_Stated goal:_ Rewrite every line of the data below as a Markdown table with the columns "No." and "Entry". Number each row, and skip any blank lines.

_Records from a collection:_
━━━━━━━━

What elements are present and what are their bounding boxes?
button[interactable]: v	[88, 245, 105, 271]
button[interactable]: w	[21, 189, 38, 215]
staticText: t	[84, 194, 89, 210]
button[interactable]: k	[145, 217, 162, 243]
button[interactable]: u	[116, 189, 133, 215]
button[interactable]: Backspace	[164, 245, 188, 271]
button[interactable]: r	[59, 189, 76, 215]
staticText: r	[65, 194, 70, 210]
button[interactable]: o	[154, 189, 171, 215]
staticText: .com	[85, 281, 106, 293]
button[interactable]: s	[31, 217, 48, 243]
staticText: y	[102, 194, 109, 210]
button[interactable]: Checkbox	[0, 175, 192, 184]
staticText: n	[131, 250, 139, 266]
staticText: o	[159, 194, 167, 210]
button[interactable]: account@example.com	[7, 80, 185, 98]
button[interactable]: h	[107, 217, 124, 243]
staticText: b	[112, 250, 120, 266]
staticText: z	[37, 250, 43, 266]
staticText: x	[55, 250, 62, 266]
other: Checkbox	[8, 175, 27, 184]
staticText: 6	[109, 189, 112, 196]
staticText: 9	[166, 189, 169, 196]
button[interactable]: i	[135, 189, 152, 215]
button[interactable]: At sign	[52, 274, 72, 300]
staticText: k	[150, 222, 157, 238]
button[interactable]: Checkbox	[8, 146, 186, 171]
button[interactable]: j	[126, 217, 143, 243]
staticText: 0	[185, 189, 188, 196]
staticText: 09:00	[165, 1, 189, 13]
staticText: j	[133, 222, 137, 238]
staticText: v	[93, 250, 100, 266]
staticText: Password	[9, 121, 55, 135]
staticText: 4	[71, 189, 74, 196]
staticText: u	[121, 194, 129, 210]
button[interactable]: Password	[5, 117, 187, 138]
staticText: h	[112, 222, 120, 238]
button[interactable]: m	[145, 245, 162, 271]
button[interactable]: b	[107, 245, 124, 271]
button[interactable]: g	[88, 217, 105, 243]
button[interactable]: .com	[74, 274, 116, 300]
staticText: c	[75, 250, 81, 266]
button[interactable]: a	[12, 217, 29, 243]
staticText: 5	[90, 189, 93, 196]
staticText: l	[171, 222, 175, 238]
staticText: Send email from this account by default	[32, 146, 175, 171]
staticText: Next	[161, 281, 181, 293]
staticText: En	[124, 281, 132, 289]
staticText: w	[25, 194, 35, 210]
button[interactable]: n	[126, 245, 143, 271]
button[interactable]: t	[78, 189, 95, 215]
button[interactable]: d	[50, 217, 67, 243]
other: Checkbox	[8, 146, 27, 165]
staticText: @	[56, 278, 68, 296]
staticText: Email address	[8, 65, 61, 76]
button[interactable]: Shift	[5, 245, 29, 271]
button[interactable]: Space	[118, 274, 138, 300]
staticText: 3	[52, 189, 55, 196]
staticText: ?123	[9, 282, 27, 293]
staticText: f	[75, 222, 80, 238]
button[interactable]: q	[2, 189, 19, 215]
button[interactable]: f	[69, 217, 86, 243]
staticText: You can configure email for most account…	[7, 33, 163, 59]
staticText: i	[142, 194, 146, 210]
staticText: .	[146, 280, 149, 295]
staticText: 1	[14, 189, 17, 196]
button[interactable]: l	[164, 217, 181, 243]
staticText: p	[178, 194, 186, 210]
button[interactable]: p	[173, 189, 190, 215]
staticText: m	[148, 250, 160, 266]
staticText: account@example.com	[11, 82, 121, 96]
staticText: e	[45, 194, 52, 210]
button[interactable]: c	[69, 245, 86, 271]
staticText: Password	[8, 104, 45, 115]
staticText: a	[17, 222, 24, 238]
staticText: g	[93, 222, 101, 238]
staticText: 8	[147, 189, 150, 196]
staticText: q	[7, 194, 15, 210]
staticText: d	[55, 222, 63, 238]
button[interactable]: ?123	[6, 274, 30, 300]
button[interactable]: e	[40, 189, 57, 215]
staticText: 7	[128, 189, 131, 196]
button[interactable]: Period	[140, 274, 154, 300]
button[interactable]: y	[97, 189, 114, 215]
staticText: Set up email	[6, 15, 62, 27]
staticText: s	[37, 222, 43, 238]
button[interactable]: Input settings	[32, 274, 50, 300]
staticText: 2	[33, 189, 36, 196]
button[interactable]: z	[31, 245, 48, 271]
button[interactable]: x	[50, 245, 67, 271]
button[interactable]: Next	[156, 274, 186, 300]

━━━━━━━━

_Answer to this problem:_
| No. | Entry |
|---|---|
| 1 | What elements are present and what are their bounding boxes? |
| 2 | button[interactable]: v	[88, 245, 105, 271] |
| 3 | button[interactable]: w	[21, 189, 38, 215] |
| 4 | staticText: t	[84, 194, 89, 210] |
| 5 | button[interactable]: k	[145, 217, 162, 243] |
| 6 | button[interactable]: u	[116, 189, 133, 215] |
| 7 | button[interactable]: Backspace	[164, 245, 188, 271] |
| 8 | button[interactable]: r	[59, 189, 76, 215] |
| 9 | staticText: r	[65, 194, 70, 210] |
| 10 | button[interactable]: o	[154, 189, 171, 215] |
| 11 | staticText: .com	[85, 281, 106, 293] |
| 12 | button[interactable]: s	[31, 217, 48, 243] |
| 13 | staticText: y	[102, 194, 109, 210] |
| 14 | button[interactable]: Checkbox	[0, 175, 192, 184] |
| 15 | staticText: n	[131, 250, 139, 266] |
| 16 | staticText: o	[159, 194, 167, 210] |
| 17 | button[interactable]: account@example.com	[7, 80, 185, 98] |
| 18 | button[interactable]: h	[107, 217, 124, 243] |
| 19 | staticText: b	[112, 250, 120, 266] |
| 20 | staticText: z	[37, 250, 43, 266] |
| 21 | staticText: x	[55, 250, 62, 266] |
| 22 | other: Checkbox	[8, 175, 27, 184] |
| 23 | staticText: 6	[109, 189, 112, 196] |
| 24 | staticText: 9	[166, 189, 169, 196] |
| 25 | button[interactable]: i	[135, 189, 152, 215] |
| 26 | button[interactable]: At sign	[52, 274, 72, 300] |
| 27 | staticText: k	[150, 222, 157, 238] |
| 28 | button[interactable]: Checkbox	[8, 146, 186, 171] |
| 29 | button[interactable]: j	[126, 217, 143, 243] |
| 30 | staticText: 0	[185, 189, 188, 196] |
| 31 | staticText: 09:00	[165, 1, 189, 13] |
| 32 | staticText: j	[133, 222, 137, 238] |
| 33 | staticText: v	[93, 250, 100, 266] |
| 34 | staticText: Password	[9, 121, 55, 135] |
| 35 | staticText: 4	[71, 189, 74, 196] |
| 36 | staticText: u	[121, 194, 129, 210] |
| 37 | button[interactable]: Password	[5, 117, 187, 138] |
| 38 | staticText: h	[112, 222, 120, 238] |
| 39 | button[interactable]: m	[145, 245, 162, 271] |
| 40 | button[interactable]: b	[107, 245, 124, 271] |
| 41 | button[interactable]: g	[88, 217, 105, 243] |
| 42 | button[interactable]: .com	[74, 274, 116, 300] |
| 43 | staticText: c	[75, 250, 81, 266] |
| 44 | button[interactable]: a	[12, 217, 29, 243] |
| 45 | staticText: 5	[90, 189, 93, 196] |
| 46 | staticText: l	[171, 222, 175, 238] |
| 47 | staticText: Send email from this account by default	[32, 146, 175, 171] |
| 48 | staticText: Next	[161, 281, 181, 293] |
| 49 | staticText: En	[124, 281, 132, 289] |
| 50 | staticText: w	[25, 194, 35, 210] |
| 51 | button[interactable]: n	[126, 245, 143, 271] |
| 52 | button[interactable]: t	[78, 189, 95, 215] |
| 53 | button[interactable]: d	[50, 217, 67, 243] |
| 54 | other: Checkbox	[8, 146, 27, 165] |
| 55 | staticText: @	[56, 278, 68, 296] |
| 56 | staticText: Email address	[8, 65, 61, 76] |
| 57 | button[interactable]: Shift	[5, 245, 29, 271] |
| 58 | button[interactable]: Space	[118, 274, 138, 300] |
| 59 | staticText: 3	[52, 189, 55, 196] |
| 60 | staticText: ?123	[9, 282, 27, 293] |
| 61 | staticText: f	[75, 222, 80, 238] |
| 62 | button[interactable]: q	[2, 189, 19, 215] |
| 63 | button[interactable]: f	[69, 217, 86, 243] |
| 64 | staticText: You can configure email for most account…	[7, 33, 163, 59] |
| 65 | staticText: i	[142, 194, 146, 210] |
| 66 | staticText: .	[146, 280, 149, 295] |
| 67 | staticText: 1	[14, 189, 17, 196] |
| 68 | button[interactable]: l	[164, 217, 181, 243] |
| 69 | staticText: p	[178, 194, 186, 210] |
| 70 | button[interactable]: p	[173, 189, 190, 215] |
| 71 | staticText: m	[148, 250, 160, 266] |
| 72 | staticText: account@example.com	[11, 82, 121, 96] |
| 73 | staticText: e	[45, 194, 52, 210] |
| 74 | button[interactable]: c	[69, 245, 86, 271] |
| 75 | staticText: Password	[8, 104, 45, 115] |
| 76 | staticText: a	[17, 222, 24, 238] |
| 77 | staticText: g	[93, 222, 101, 238] |
| 78 | staticText: 8	[147, 189, 150, 196] |
| 79 | staticText: q	[7, 194, 15, 210] |
| 80 | staticText: d	[55, 222, 63, 238] |
| 81 | button[interactable]: ?123	[6, 274, 30, 300] |
| 82 | button[interactable]: e	[40, 189, 57, 215] |
| 83 | staticText: 7	[128, 189, 131, 196] |
| 84 | button[interactable]: Period	[140, 274, 154, 300] |
| 85 | button[interactable]: y	[97, 189, 114, 215] |
| 86 | staticText: Set up email	[6, 15, 62, 27] |
| 87 | staticText: s	[37, 222, 43, 238] |
| 88 | button[interactable]: Input settings	[32, 274, 50, 300] |
| 89 | staticText: 2	[33, 189, 36, 196] |
| 90 | button[interactable]: z	[31, 245, 48, 271] |
| 91 | button[interactable]: x	[50, 245, 67, 271] |
| 92 | button[interactable]: Next	[156, 274, 186, 300] |